━━ Data
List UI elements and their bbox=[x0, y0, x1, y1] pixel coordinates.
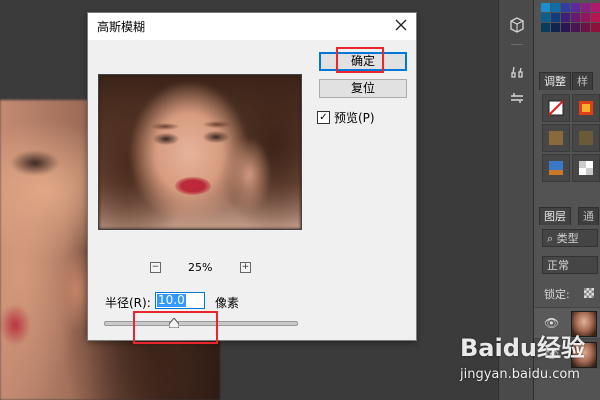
radius-slider-track[interactable] bbox=[104, 321, 298, 326]
color-swatch[interactable] bbox=[571, 3, 580, 12]
zoom-level: 25% bbox=[188, 261, 213, 274]
layer-thumbnail bbox=[571, 311, 597, 337]
search-icon: ⌕ bbox=[547, 232, 557, 245]
radius-slider-thumb[interactable] bbox=[168, 317, 180, 329]
color-swatch[interactable] bbox=[581, 13, 590, 22]
color-swatch[interactable] bbox=[551, 23, 560, 32]
color-swatch[interactable] bbox=[571, 23, 580, 32]
blend-mode-select[interactable]: 正常 bbox=[542, 256, 598, 274]
no-adjustment-icon[interactable] bbox=[542, 94, 570, 122]
ok-button[interactable]: 确定 bbox=[319, 52, 407, 71]
color-swatch[interactable] bbox=[561, 3, 570, 12]
canvas-eye bbox=[10, 150, 60, 176]
tab-adjustments[interactable]: 调整 bbox=[539, 72, 571, 90]
preview-lip bbox=[175, 177, 211, 195]
preview-checkbox-row[interactable]: ✓ 预览(P) bbox=[317, 109, 375, 125]
color-fill-icon[interactable] bbox=[572, 94, 600, 122]
close-icon bbox=[395, 19, 407, 31]
color-swatch[interactable] bbox=[561, 23, 570, 32]
sky-style-icon[interactable] bbox=[542, 154, 570, 182]
color-swatch[interactable] bbox=[591, 23, 600, 32]
canvas-lip bbox=[0, 305, 30, 345]
tab-layers[interactable]: 图层 bbox=[539, 207, 571, 225]
preview-checkbox[interactable]: ✓ bbox=[317, 110, 330, 124]
zoom-controls: − 25% + bbox=[150, 261, 251, 275]
3d-cube-icon[interactable] bbox=[507, 15, 527, 35]
zoom-out-button[interactable]: − bbox=[150, 262, 161, 273]
gaussian-blur-dialog: 高斯模糊 确定 复位 ✓ 预览(P) − 25% + 半径(R): 10.0 像… bbox=[87, 12, 417, 344]
color-swatch[interactable] bbox=[591, 13, 600, 22]
color-swatch[interactable] bbox=[541, 3, 550, 12]
strip-divider bbox=[511, 44, 523, 45]
radius-input[interactable] bbox=[155, 292, 205, 309]
texture-style-icon[interactable] bbox=[542, 124, 570, 152]
tab-styles[interactable]: 样 bbox=[572, 72, 593, 90]
preview-brow bbox=[203, 121, 231, 128]
color-swatch[interactable] bbox=[551, 3, 560, 12]
lock-transparency-icon[interactable] bbox=[584, 288, 594, 298]
color-swatch[interactable] bbox=[541, 23, 550, 32]
color-swatch[interactable] bbox=[591, 3, 600, 12]
radius-unit: 像素 bbox=[215, 296, 240, 310]
layer-thumbnail bbox=[571, 342, 597, 368]
preview-brow bbox=[151, 123, 179, 130]
right-panels: 调整 样 图层 通 ⌕ 类型 正常 锁定: 👁 👁 bbox=[533, 0, 600, 400]
eye-icon[interactable]: 👁 bbox=[544, 316, 559, 330]
lock-label: 锁定: bbox=[544, 288, 570, 301]
color-swatch[interactable] bbox=[561, 13, 570, 22]
preview-pane[interactable] bbox=[98, 74, 302, 230]
wood-style-icon[interactable] bbox=[572, 124, 600, 152]
clone-source-icon[interactable] bbox=[507, 88, 527, 108]
preview-label: 预览(P) bbox=[334, 110, 375, 125]
blend-mode-label: 正常 bbox=[547, 259, 569, 272]
dialog-titlebar[interactable]: 高斯模糊 bbox=[88, 13, 416, 40]
color-swatch[interactable] bbox=[581, 23, 590, 32]
panel-icon-strip bbox=[498, 0, 534, 400]
tab-channels[interactable]: 通 bbox=[578, 207, 599, 225]
swatches-panel bbox=[539, 0, 600, 42]
brush-preset-icon[interactable] bbox=[507, 62, 527, 82]
close-button[interactable] bbox=[390, 16, 412, 36]
preview-eye bbox=[153, 133, 179, 145]
dialog-title: 高斯模糊 bbox=[97, 20, 146, 34]
zoom-in-button[interactable]: + bbox=[240, 262, 251, 273]
layer-filter-label: 类型 bbox=[556, 232, 579, 245]
reset-button[interactable]: 复位 bbox=[319, 79, 407, 98]
color-swatch[interactable] bbox=[551, 13, 560, 22]
preview-eye bbox=[203, 131, 229, 143]
radius-label: 半径(R): bbox=[105, 296, 151, 310]
eye-icon[interactable]: 👁 bbox=[544, 347, 559, 361]
layer-row[interactable]: 👁 bbox=[534, 307, 600, 338]
color-swatch[interactable] bbox=[581, 3, 590, 12]
checker-style-icon[interactable] bbox=[572, 154, 600, 182]
preview-image bbox=[99, 75, 301, 229]
layer-filter-select[interactable]: ⌕ 类型 bbox=[542, 229, 598, 247]
color-swatch[interactable] bbox=[541, 13, 550, 22]
color-swatch[interactable] bbox=[571, 13, 580, 22]
layer-row[interactable]: 👁 bbox=[534, 338, 600, 369]
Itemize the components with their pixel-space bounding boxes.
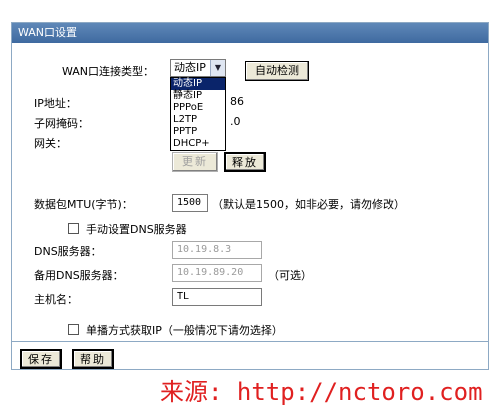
source-watermark: 来源: http://nctoro.com xyxy=(160,378,483,406)
wan-type-option[interactable]: PPTP xyxy=(171,126,225,138)
gateway-label: 网关： xyxy=(34,137,67,150)
renew-button[interactable]: 更新 xyxy=(172,152,218,172)
unicast-checkbox[interactable] xyxy=(68,324,79,335)
secondary-dns-hint: （可选） xyxy=(268,269,312,282)
release-button[interactable]: 释放 xyxy=(224,152,266,172)
chevron-down-icon[interactable]: ▼ xyxy=(210,60,225,76)
hostname-input[interactable]: TL xyxy=(172,288,262,306)
wan-type-option[interactable]: PPPoE xyxy=(171,102,225,114)
manual-dns-label: 手动设置DNS服务器 xyxy=(86,223,187,236)
dns-server-input[interactable]: 10.19.8.3 xyxy=(172,241,262,259)
secondary-dns-label: 备用DNS服务器： xyxy=(34,269,124,282)
unicast-label: 单播方式获取IP（一般情况下请勿选择） xyxy=(86,324,283,337)
panel-title: WAN口设置 xyxy=(12,23,488,43)
wan-type-select[interactable]: 动态IP ▼ xyxy=(170,59,226,77)
wan-type-option[interactable]: DHCP+ xyxy=(171,138,225,150)
subnet-mask-value: .0 xyxy=(230,115,241,128)
subnet-mask-label: 子网掩码： xyxy=(34,117,89,130)
wan-settings-panel: WAN口设置 WAN口连接类型： 自动检测 IP地址： 86 子网掩码： .0 … xyxy=(11,22,489,370)
wan-type-option[interactable]: 静态IP xyxy=(171,90,225,102)
secondary-dns-input[interactable]: 10.19.89.20 xyxy=(172,264,262,282)
mtu-hint: （默认是1500，如非必要，请勿修改） xyxy=(212,198,405,211)
manual-dns-checkbox[interactable] xyxy=(68,223,79,234)
ip-address-value: 86 xyxy=(230,95,244,108)
help-button[interactable]: 帮助 xyxy=(72,349,114,369)
footer-divider xyxy=(12,341,488,342)
wan-type-dropdown: 动态IP 静态IP PPPoE L2TP PPTP DHCP+ xyxy=(170,77,226,151)
wan-type-option[interactable]: 动态IP xyxy=(171,78,225,90)
ip-address-label: IP地址： xyxy=(34,97,77,110)
save-button[interactable]: 保存 xyxy=(20,349,62,369)
dns-server-label: DNS服务器： xyxy=(34,245,102,258)
wan-type-selected: 动态IP xyxy=(174,61,206,74)
hostname-label: 主机名： xyxy=(34,293,78,306)
mtu-input[interactable]: 1500 xyxy=(172,194,208,212)
mtu-label: 数据包MTU(字节)： xyxy=(34,198,133,211)
auto-detect-button[interactable]: 自动检测 xyxy=(245,61,309,81)
wan-type-label: WAN口连接类型： xyxy=(62,65,155,78)
wan-type-option[interactable]: L2TP xyxy=(171,114,225,126)
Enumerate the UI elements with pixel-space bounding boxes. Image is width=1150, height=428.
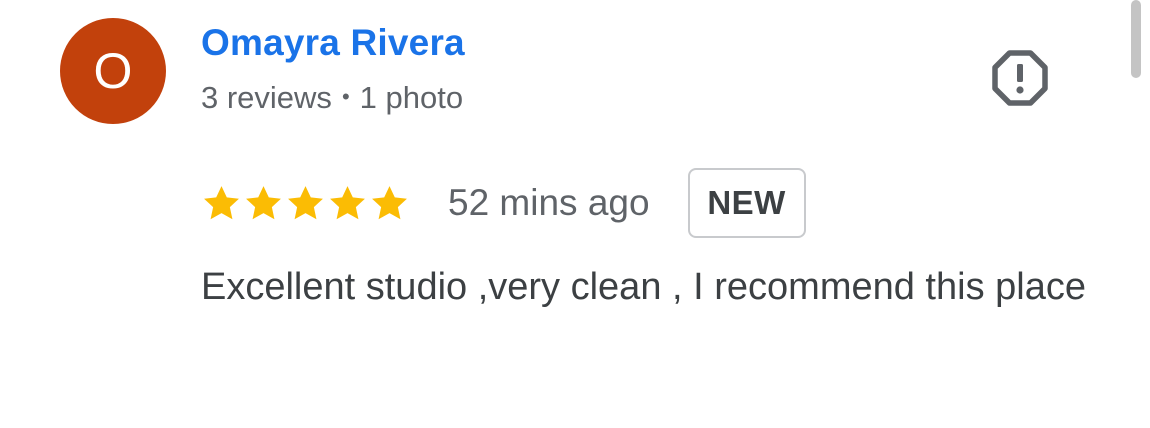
star-icon bbox=[372, 185, 407, 219]
reviewer-meta: 3 reviews • 1 photo bbox=[201, 80, 463, 116]
scrollbar-thumb[interactable] bbox=[1131, 0, 1141, 78]
review-time: 52 mins ago bbox=[448, 182, 650, 223]
reviewer-name[interactable]: Omayra Rivera bbox=[201, 22, 465, 64]
meta-separator: • bbox=[341, 84, 350, 109]
review-text: Excellent studio ,very clean , I recomme… bbox=[201, 266, 1086, 308]
star-icon bbox=[204, 185, 239, 219]
photos-count: 1 photo bbox=[359, 80, 464, 115]
new-badge: NEW bbox=[687, 168, 806, 238]
avatar-initial: O bbox=[93, 43, 133, 99]
star-icon bbox=[330, 185, 365, 219]
avatar[interactable]: O bbox=[60, 18, 166, 124]
reviews-count: 3 reviews bbox=[201, 80, 332, 115]
rating-row: 52 mins ago NEW bbox=[201, 166, 806, 240]
star-icon bbox=[288, 185, 323, 219]
review-card: O Omayra Rivera 3 reviews • 1 photo 52 min… bbox=[0, 0, 1150, 428]
star-icon bbox=[246, 185, 281, 219]
report-flag-octagon-icon bbox=[992, 50, 1048, 106]
star-rating bbox=[201, 183, 410, 224]
report-review-button[interactable] bbox=[990, 48, 1050, 108]
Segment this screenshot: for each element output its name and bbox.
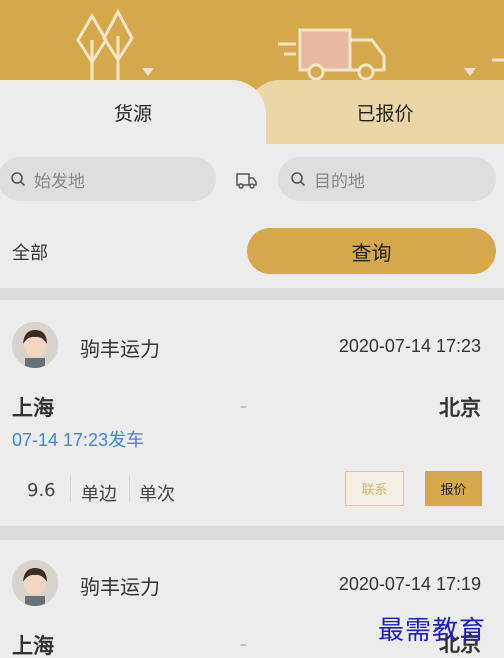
━━━━
What is asked. From the records above, copy every line that contains the string "子网掩码".

The response.
subnet-mask-label: 子网掩码： xyxy=(34,117,89,130)
wan-settings-panel: WAN口设置 WAN口连接类型： 自动检测 IP地址： 86 子网掩码： .0 … xyxy=(11,22,489,370)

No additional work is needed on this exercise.